[begin Dataset]

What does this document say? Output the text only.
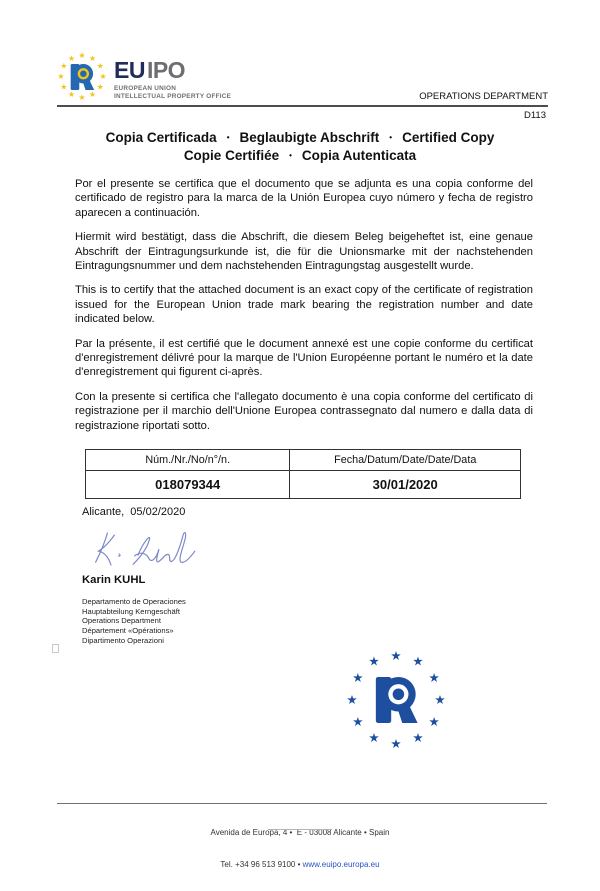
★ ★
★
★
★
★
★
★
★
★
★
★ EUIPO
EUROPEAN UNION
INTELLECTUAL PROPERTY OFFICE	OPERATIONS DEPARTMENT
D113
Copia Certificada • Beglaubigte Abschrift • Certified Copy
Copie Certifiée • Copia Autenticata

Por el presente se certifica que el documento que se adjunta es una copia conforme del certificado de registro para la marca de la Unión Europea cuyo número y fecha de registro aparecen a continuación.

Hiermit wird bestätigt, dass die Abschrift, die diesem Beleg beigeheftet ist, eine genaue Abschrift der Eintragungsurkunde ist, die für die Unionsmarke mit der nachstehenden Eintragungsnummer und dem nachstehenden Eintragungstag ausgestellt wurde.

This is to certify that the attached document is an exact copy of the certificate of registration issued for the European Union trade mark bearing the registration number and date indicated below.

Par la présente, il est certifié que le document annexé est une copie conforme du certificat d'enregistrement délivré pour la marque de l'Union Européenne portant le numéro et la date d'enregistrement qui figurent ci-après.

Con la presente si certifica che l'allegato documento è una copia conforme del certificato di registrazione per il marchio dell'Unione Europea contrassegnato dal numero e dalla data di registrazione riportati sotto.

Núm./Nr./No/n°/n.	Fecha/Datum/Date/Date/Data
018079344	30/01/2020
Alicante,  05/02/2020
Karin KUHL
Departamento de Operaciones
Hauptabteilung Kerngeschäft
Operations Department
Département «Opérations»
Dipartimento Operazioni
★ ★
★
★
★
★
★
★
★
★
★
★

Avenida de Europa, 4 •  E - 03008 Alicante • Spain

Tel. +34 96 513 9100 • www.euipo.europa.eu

[end Dataset]
[begin Dataset]

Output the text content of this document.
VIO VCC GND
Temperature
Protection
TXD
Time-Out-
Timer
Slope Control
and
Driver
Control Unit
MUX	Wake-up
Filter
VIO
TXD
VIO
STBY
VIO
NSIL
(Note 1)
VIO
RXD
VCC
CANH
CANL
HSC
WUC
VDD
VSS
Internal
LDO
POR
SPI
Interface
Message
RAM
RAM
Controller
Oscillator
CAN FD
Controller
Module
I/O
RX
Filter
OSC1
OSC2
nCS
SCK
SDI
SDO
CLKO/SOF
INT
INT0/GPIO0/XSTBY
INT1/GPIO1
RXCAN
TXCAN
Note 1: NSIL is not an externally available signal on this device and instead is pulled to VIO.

[end Dataset]

Challenge: Tell how many lines of the records above hold the string "Abschrift". Give no other text.

Response to this task: 2